** START OF Provided information **

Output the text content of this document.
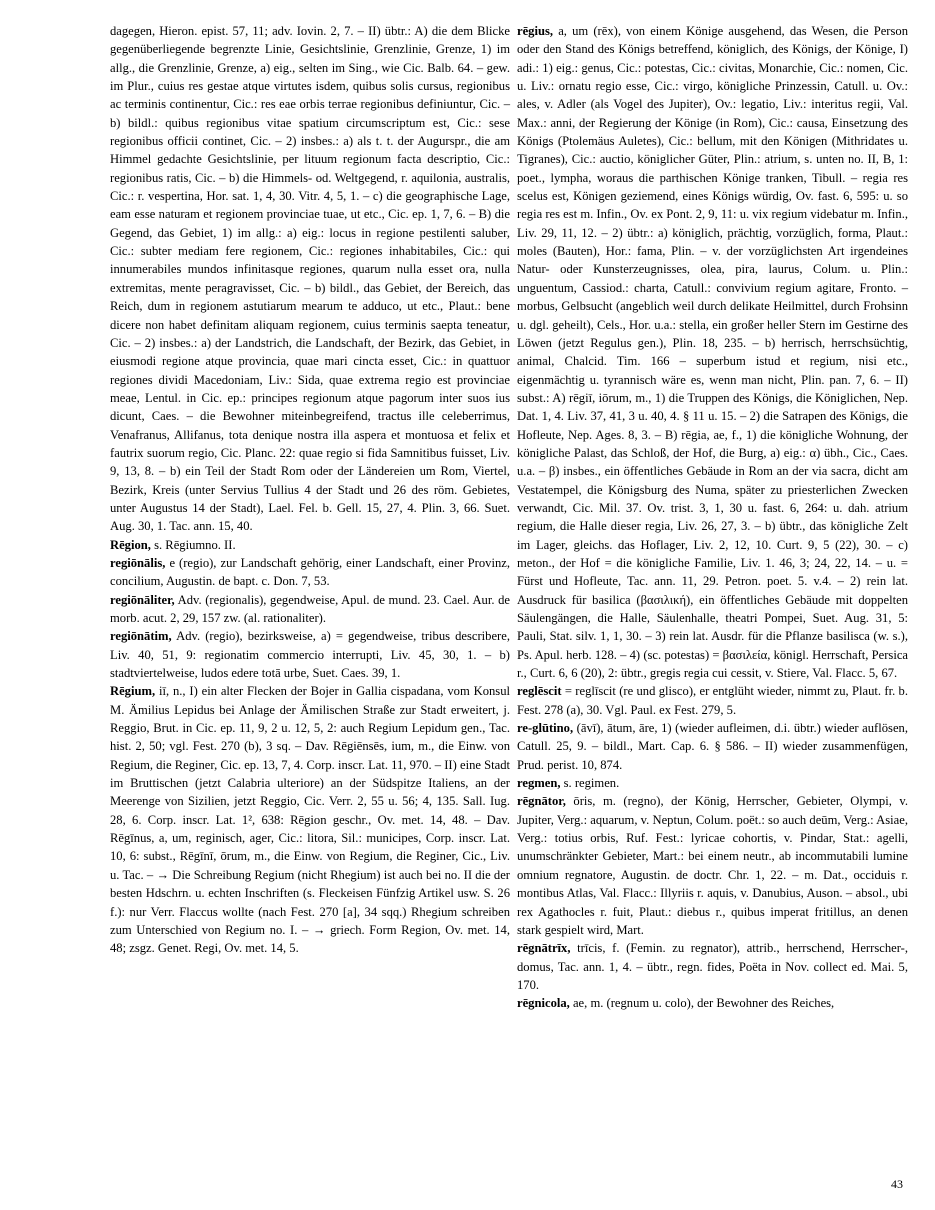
dagegen, Hieron. epist. 57, 11; adv. Iovin. 2, 7. – II) übtr.: A) die dem Blicke gegenüberliegende begrenzte Linie, Gesichtslinie, Grenzlinie, Grenze, 1) im allg., die Grenzlinie, Grenze, a) eig., selten im Sing., wie Cic. Balb. 64. – gew. im Plur., cuius res gestae atque virtutes isdem, quibus solis cursus, regionibus ac terminis continentur, Cic.: res eae orbis terrae regionibus definiuntur, Cic. – b) bildl.: quibus regionibus vitae spatium circumscriptum est, Cic.: sese regionibus officii continet, Cic. – 2) insbes.: a) als t. t. der Augurspr., die am Himmel gedachte Gesichtslinie, per lituum regionum facta descriptio, Cic.: regionibus ratis, Cic. – b) die Himmels- od. Weltgegend, r. aquilonia, australis, Cic.: r. vespertina, Hor. sat. 1, 4, 30. Vitr. 4, 5, 1. – c) die geographische Lage, eam esse naturam et regionem provinciae tuae, ut etc., Cic. ep. 1, 7, 6. – B) die Gegend, das Gebiet, 1) im allg.: a) eig.: locus in regione pestilenti saluber, Cic.: subter mediam fere regionem, Cic.: regiones inhabitabiles, Cic.: qui innumerabiles mundos infinitasque regiones, quarum nulla esset ora, nulla extremitas, mente peragravisset, Cic. – b) bildl., das Gebiet, der Bereich, das Reich, dum in regionem astutiarum mearum te adduco, ut etc., Plaut.: bene dicere non habet definitam aliquam regionem, cuius terminis saepta teneatur, Cic. – 2) insbes.: a) der Landstrich, die Landschaft, der Bezirk, das Gebiet, in eiusmodi regione atque provincia, quae mari cincta esset, Cic.: in quattuor regiones dividi Macedoniam, Liv.: Sida, quae extrema regio est provinciae meae, Lentul. in Cic. ep.: principes regionum atque pagorum inter suos ius dicunt, Caes. – die Bewohner miteinbegreifend, tractus ille celeberrimus, Venafranus, Allifanus, tota denique nostra illa aspera et montuosa et felix et fautrix suorum regio, Cic. Planc. 22: quae regio si fida Samnitibus fuisset, Liv. 9, 13, 8. – b) ein Teil der Stadt Rom oder der Ländereien um Rom, Viertel, Bezirk, Kreis (unter Servius Tullius 4 der Stadt und 26 des röm. Gebietes, unter Augustus 14 der Stadt), Lael. Fel. b. Gell. 15, 27, 4. Plin. 3, 66. Suet. Aug. 30, 1. Tac. ann. 15, 40.

Rēgion, s. Rēgiumno. II.

regiōnālis, e (regio), zur Landschaft gehörig, einer Landschaft, einer Provinz, concilium, Augustin. de bapt. c. Don. 7, 53.

regiōnāliter, Adv. (regionalis), gegendweise, Apul. de mund. 23. Cael. Aur. de morb. acut. 2, 29, 157 zw. (al. rationaliter).

regiōnātim, Adv. (regio), bezirksweise, a) = gegendweise, tribus describere, Liv. 40, 51, 9: regionatim commercio interrupti, Liv. 45, 30, 1. – b) stadtviertelweise, ludos edere totā urbe, Suet. Caes. 39, 1.

Rēgium, iī, n., I) ein alter Flecken der Bojer in Gallia cispadana, vom Konsul M. Ämilius Lepidus bei Anlage der Ämilischen Straße zur Stadt erweitert, j. Reggio, Brut. in Cic. ep. 11, 9, 2 u. 12, 5, 2: auch Regium Lepidum gen., Tac. hist. 2, 50; vgl. Fest. 270 (b), 3 sq. – Dav. Rēgiēnsēs, ium, m., die Einw. von Regium, die Reginer, Cic. ep. 13, 7, 4. Corp. inscr. Lat. 11, 970. – II) eine Stadt im Bruttischen (jetzt Calabria ulteriore) an der Südspitze Italiens, an der Meerenge von Sizilien, jetzt Reggio, Cic. Verr. 2, 55 u. 56; 4, 135. Sall. Iug. 28, 6. Corp. inscr. Lat. 1², 638: Rēgion geschr., Ov. met. 14, 48. – Dav. Rēgīnus, a, um, reginisch, ager, Cic.: litora, Sil.: municipes, Corp. inscr. Lat. 10, 6: subst., Rēgīnī, ōrum, m., die Einw. von Regium, die Reginer, Cic., Liv. u. Tac. – → Die Schreibung Regium (nicht Rhegium) ist auch bei no. II die der besten Hdschrn. u. echten Inschriften (s. Fleckeisen Fünfzig Artikel usw. S. 26 f.): nur Verr. Flaccus wollte (nach Fest. 270 [a], 34 sqq.) Rhegium schreiben zum Unterschied von Regium no. I. – → griech. Form Region, Ov. met. 14, 48; zsgz. Genet. Regi, Ov. met. 14, 5.

rēgius, a, um (rēx), von einem Könige ausgehend, das Wesen, die Person oder den Stand des Königs betreffend, königlich, des Königs, der Könige, I) adi.: 1) eig.: genus, Cic.: potestas, Cic.: civitas, Monarchie, Cic.: nomen, Cic. u. Liv.: ornatu regio esse, Cic.: virgo, königliche Prinzessin, Catull. u. Ov.: ales, v. Adler (als Vogel des Jupiter), Ov.: legatio, Liv.: interitus regii, Val. Max.: anni, der Regierung der Könige (in Rom), Cic.: causa, Einsetzung des Königs (Ptolemäus Auletes), Cic.: bellum, mit den Königen (Mithridates u. Tigranes), Cic.: auctio, königlicher Güter, Plin.: atrium, s. unten no. II, B, 1: poet., lympha, woraus die parthischen Könige tranken, Tibull. – regia res scelus est, Königen geziemend, eines Königs würdig, Ov. fast. 6, 595: u. so regia res est m. Infin., Ov. ex Pont. 2, 9, 11: u. vix regium videbatur m. Infin., Liv. 29, 11, 12. – 2) übtr.: a) königlich, prächtig, vorzüglich, forma, Plaut.: moles (Bauten), Hor.: fama, Plin. – v. der vorzüglichsten Art irgendeines Natur- oder Kunsterzeugnisses, olea, pira, laurus, Colum. u. Plin.: unguentum, Cassiod.: charta, Catull.: convivium regium agitare, Fronto. – morbus, Gelbsucht (angeblich weil durch delikate Heilmittel, durch Frohsinn u. dgl. geheilt), Cels., Hor. u.a.: stella, ein großer heller Stern im Gestirne des Löwen (jetzt Regulus gen.), Plin. 18, 235. – b) herrisch, herrschsüchtig, animal, Chalcid. Tim. 166 – superbum istud et regium, nisi etc., eigenmächtig u. tyrannisch wäre es, wenn man nicht, Plin. pan. 7, 6. – II) subst.: A) rēgiī, iōrum, m., 1) die Truppen des Königs, die Königlichen, Nep. Dat. 1, 4. Liv. 37, 41, 3 u. 40, 4. § 11 u. 15. – 2) die Satrapen des Königs, die Hofleute, Nep. Ages. 8, 3. – B) rēgia, ae, f., 1) die königliche Wohnung, der königliche Palast, das Schloß, der Hof, die Burg, a) eig.: α) übh., Cic., Caes. u.a. – β) insbes., ein öffentliches Gebäude in Rom an der via sacra, dicht am Vestatempel, die Königsburg des Numa, später zu priesterlichen Zwecken verwandt, Cic. Mil. 37. Ov. trist. 3, 1, 30 u. fast. 6, 264: u. dah. atrium regium, die Halle dieser regia, Liv. 26, 27, 3. – b) übtr., das königliche Zelt im Lager, gleichs. das Hoflager, Liv. 2, 12, 10. Curt. 9, 5 (22), 30. – c) meton., der Hof = die königliche Familie, Liv. 1. 46, 3; 24, 22, 14. – u. = Fürst und Hofleute, Tac. ann. 11, 29. Petron. poet. 5. v.4. – 2) rein lat. Ausdruck für basilica (βασιλική), ein öffentliches Gebäude mit doppelten Säulengängen, die Halle, Säulenhalle, theatri Pompei, Suet. Aug. 31, 5: Pauli, Stat. silv. 1, 1, 30. – 3) rein lat. Ausdr. für die Pflanze basilisca (w. s.), Ps. Apul. herb. 128. – 4) (sc. potestas) = βασιλεία, königl. Herrschaft, Persica r., Curt. 6, 6 (20), 2: übtr., gregis regia cui cessit, v. Stiere, Val. Flacc. 5, 67.

reglēscit = reglīscit (re und glisco), er entglüht wieder, nimmt zu, Plaut. fr. b. Fest. 278 (a), 30. Vgl. Paul. ex Fest. 279, 5.

re-glūtino, (āvī), ātum, āre, 1) (wieder aufleimen, d.i. übtr.) wieder auflösen, Catull. 25, 9. – bildl., Mart. Cap. 6. § 586. – II) wieder zusammenfügen, Prud. perist. 10, 874.

regmen, s. regimen.

rēgnātor, ōris, m. (regno), der König, Herrscher, Gebieter, Olympi, v. Jupiter, Verg.: aquarum, v. Neptun, Colum. poët.: so auch deūm, Verg.: Asiae, Verg.: totius orbis, Ruf. Fest.: lyricae cohortis, v. Pindar, Stat.: agelli, unumschränkter Gebieter, Mart.: bei einem neutr., ab incommutabili lumine omnium regnatore, Augustin. de doctr. Chr. 1, 22. – m. Dat., occiduis r. montibus Atlas, Val. Flacc.: Illyriis r. aquis, v. Danubius, Auson. – absol., ubi rex Agathocles r. fuit, Plaut.: diebus r., quibus imperat fritillus, an denen stark gespielt wird, Mart.

rēgnātrīx, trīcis, f. (Femin. zu regnator), attrib., herrschend, Herrscher-, domus, Tac. ann. 1, 4. – übtr., regn. fides, Poëta in Nov. collect ed. Mai. 5, 170.

rēgnicola, ae, m. (regnum u. colo), der Bewohner des Reiches,

43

** END OF Provided information **

[Task] Show every line from the listing above in which the string "wieder" appears.

[Written solution]
reglēscit = reglīscit (re und glisco), er entglüht wieder, nimmt zu, Plaut. fr. b. Fest. 278 (a), 30. Vgl. Paul. ex Fest. 279, 5.
re-glūtino, (āvī), ātum, āre, 1) (wieder aufleimen, d.i. übtr.) wieder auflösen, Catull. 25, 9. – bildl., Mart. Cap. 6. § 586. – II) wieder zusammenfügen, Prud. perist. 10, 874.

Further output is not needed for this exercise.